• [Instruction A] Write out the lines of the records exactly as they stand, from the line containing "land: Siberian mainland xyxy=(0,120,520,627)" through the line containing "legend: operating xyxy=(632,151,777,163)", including both of those lines.

• [Selected passage]

This one I have managed to revisit (thanks to the wonder of bootlegged internet recordings), and I assure you that it can indeed stand the test of time. This was a late-night detective sitcom that featured Sam McMurray as the central experienced homicide detective, and, well, you the viewer as the rookie cop who helped him on his cases. That’s right, the show was filmed entirely in the first person, with the viewer as an active member of the proceedings. The show was careful to have some characters talk to you personally, and you even got to offer critical inspiration for the lead detective (I recall one episode where it was implied that the viewer has drawn a smiley face on a foggy window, which is, I admit, exactly what I would have done when presented with that same foggy window).

What’s more, the murders on “Likely Suspects” were never run-of-the-mill stabbings or shootings or poisonings; this was not a hard-boiled world of ultra-dark criminals, but almost a whimsical world of silly people who would commit murders in creative ways. One woman was electrocuted with a hot tub and a bug zapper. One victim had meat flavoring mixed in with her perfume, and then was locked into a tennis court with some hungry dogs. Yikes. One was baked to death in a sauna.

I miss it.

• [Instruction B]
Answer these questions on the passage about the sitcom "Likely Suspects":
(i) Which actor played the central homicide detective?
(ii) In what manner was the show filmed?
(iii) With what two items was one woman electrocuted?

• [Rows from a layout dataset]
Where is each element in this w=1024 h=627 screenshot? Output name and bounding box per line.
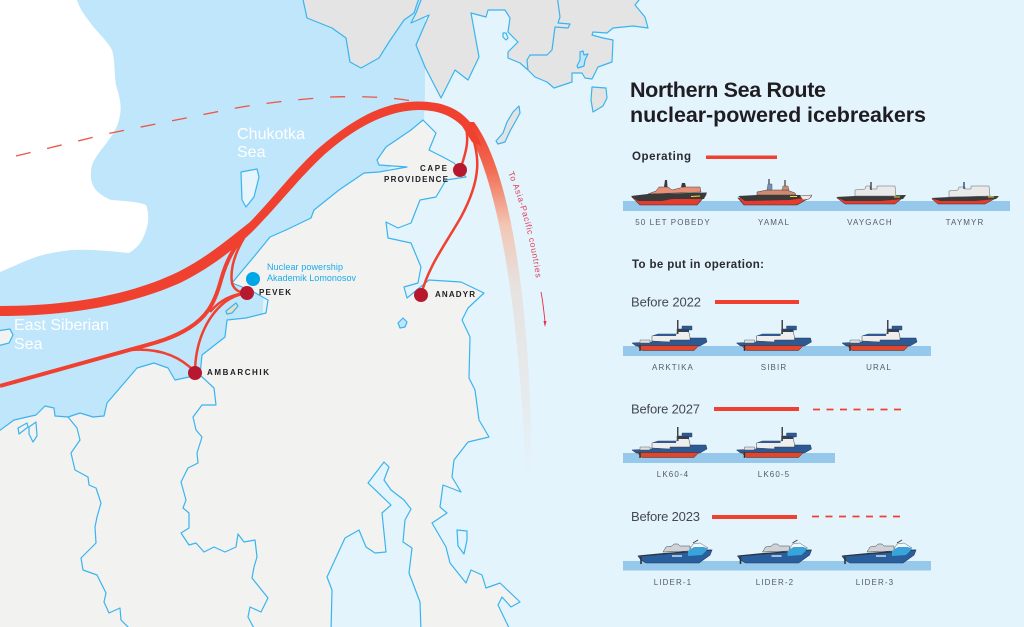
land: Siberian mainland xyxy=(0,120,520,627)
route fading toward Asia-Pacific xyxy=(462,122,532,482)
water strip: before 2027 xyxy=(623,453,835,463)
ship names: operating xyxy=(635,218,984,227)
ship names: operating: TAYMYR xyxy=(946,218,984,227)
heading: to be put in operation: To be put in operation: xyxy=(632,259,764,271)
title xyxy=(630,78,926,127)
branch to Pevek xyxy=(232,238,247,293)
ship names: before 2023 xyxy=(654,578,894,587)
nuclear powership marker xyxy=(246,262,356,286)
rivers and coast inlets xyxy=(68,417,133,627)
ship: Arktika xyxy=(632,320,707,351)
legend: before 2022: Before 2022 xyxy=(631,294,701,310)
port: Cape Providence: CAPE xyxy=(420,164,448,173)
branch to Anadyr xyxy=(421,130,477,295)
port: Cape Providence: PROVIDENCE xyxy=(384,175,449,184)
ship names: before 2023: LIDER-2 xyxy=(756,578,794,587)
land: far-side continent xyxy=(302,0,420,68)
legend: before 2023 xyxy=(631,509,901,524)
label: Chukotka Sea xyxy=(237,126,305,161)
port: Pevek: PEVEK xyxy=(259,288,291,297)
ship: 50 Let Pobedy xyxy=(631,180,707,205)
port: Cape Providence xyxy=(384,163,467,184)
arrow: to Asia-Pacific xyxy=(541,292,546,327)
title: nuclear-powered icebreakers xyxy=(630,103,926,127)
islands xyxy=(0,33,607,554)
port: Anadyr xyxy=(414,288,475,302)
ship: LK60-5 xyxy=(736,427,812,458)
ship names: before 2022 xyxy=(652,363,892,372)
ship: Vaygach xyxy=(836,182,906,204)
branch to Cape Providence xyxy=(460,120,467,170)
ship: Lider-1 xyxy=(638,540,712,564)
ship: Sibir xyxy=(736,320,812,351)
legend: operating xyxy=(632,151,777,163)
ship: Yamal xyxy=(738,179,812,205)
port: Pevek xyxy=(240,286,291,300)
ship: Taymyr xyxy=(931,182,999,204)
main thick route xyxy=(0,102,482,316)
ship names: before 2027: LK60-4 xyxy=(657,470,689,479)
ship: Lider-3 xyxy=(842,540,916,564)
water strip: before 2022 xyxy=(623,346,931,356)
dashed northern route xyxy=(16,97,412,156)
legend: before 2023: Before 2023 xyxy=(631,509,700,524)
ship: LK60-4 xyxy=(632,427,707,458)
ship: Lider-2 xyxy=(738,540,812,564)
port: Anadyr: ANADYR xyxy=(435,290,475,299)
ship names: before 2023: LIDER-3 xyxy=(856,578,894,587)
water strip: before 2023 xyxy=(623,561,931,570)
nuclear powership marker: Akademik Lomonosov xyxy=(267,273,356,283)
legend: before 2027 xyxy=(631,402,903,416)
land: northern peninsula xyxy=(411,0,648,98)
ship names: operating: 50 LET POBEDY xyxy=(635,218,711,227)
branch to Ambarchik xyxy=(195,293,247,373)
legend: operating: Operating xyxy=(632,151,691,163)
sea ice xyxy=(0,0,148,272)
ship names: before 2022: SIBIR xyxy=(761,363,787,372)
port: Ambarchik xyxy=(188,366,269,380)
lower route branch xyxy=(0,236,244,386)
Chukotka and East Siberian Sea area xyxy=(0,0,425,445)
label: To Asia-Pacific countries: To Asia-Pacific countries xyxy=(508,170,540,278)
legend: before 2022 xyxy=(631,294,799,310)
water strip: operating xyxy=(623,201,1010,211)
ship names: before 2027: LK60-5 xyxy=(758,470,790,479)
ship names: operating: YAMAL xyxy=(758,218,790,227)
label: East Siberian Sea xyxy=(14,317,109,353)
ship names: before 2023: LIDER-1 xyxy=(654,578,692,587)
label: Chukotka Sea: Chukotka xyxy=(237,126,305,143)
ship names: before 2022: URAL xyxy=(866,363,892,372)
ship names: before 2022: ARKTIKA xyxy=(652,363,694,372)
label: East Siberian Sea: Sea xyxy=(14,336,43,353)
ship names: operating: VAYGACH xyxy=(847,218,893,227)
nuclear powership marker: Nuclear powership xyxy=(267,262,343,272)
label: Chukotka Sea: Sea xyxy=(237,144,266,161)
routes: main and branches xyxy=(0,102,482,386)
map: Arctic sea and ice background xyxy=(0,0,648,627)
label: East Siberian Sea: East Siberian xyxy=(14,317,109,334)
legend: before 2027: Before 2027 xyxy=(631,402,700,416)
title: Northern Sea Route xyxy=(630,78,826,102)
ship: Ural xyxy=(842,320,917,351)
ship names: before 2027 xyxy=(657,470,790,479)
port: Ambarchik: AMBARCHIK xyxy=(207,368,269,377)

• [Full answer A]
land: Siberian mainland xyxy=(0,120,520,627)
route fading toward Asia-Pacific xyxy=(462,122,532,482)
water strip: before 2027 xyxy=(623,453,835,463)
ship names: operating xyxy=(635,218,984,227)
ship names: operating: TAYMYR xyxy=(946,218,984,227)
heading: to be put in operation: To be put in operation: xyxy=(632,259,764,271)
title xyxy=(630,78,926,127)
branch to Pevek xyxy=(232,238,247,293)
ship names: before 2023 xyxy=(654,578,894,587)
nuclear powership marker xyxy=(246,262,356,286)
rivers and coast inlets xyxy=(68,417,133,627)
ship: Arktika xyxy=(632,320,707,351)
legend: before 2022: Before 2022 xyxy=(631,294,701,310)
port: Cape Providence: CAPE xyxy=(420,164,448,173)
branch to Anadyr xyxy=(421,130,477,295)
port: Cape Providence: PROVIDENCE xyxy=(384,175,449,184)
ship names: before 2023: LIDER-2 xyxy=(756,578,794,587)
land: far-side continent xyxy=(302,0,420,68)
legend: before 2023 xyxy=(631,509,901,524)
label: Chukotka Sea xyxy=(237,126,305,161)
port: Pevek: PEVEK xyxy=(259,288,291,297)
ship: 50 Let Pobedy xyxy=(631,180,707,205)
port: Cape Providence xyxy=(384,163,467,184)
arrow: to Asia-Pacific xyxy=(541,292,546,327)
title: nuclear-powered icebreakers xyxy=(630,103,926,127)
islands xyxy=(0,33,607,554)
port: Anadyr xyxy=(414,288,475,302)
ship: LK60-5 xyxy=(736,427,812,458)
ship names: before 2022 xyxy=(652,363,892,372)
ship: Vaygach xyxy=(836,182,906,204)
branch to Cape Providence xyxy=(460,120,467,170)
ship: Lider-1 xyxy=(638,540,712,564)
ship: Sibir xyxy=(736,320,812,351)
legend: operating xyxy=(632,151,777,163)

• [Full answer B]
(i) Sam McMurray
(ii) Entirely in the first person, with the viewer as an active member of the proceedings
(iii) A hot tub and a bug zapper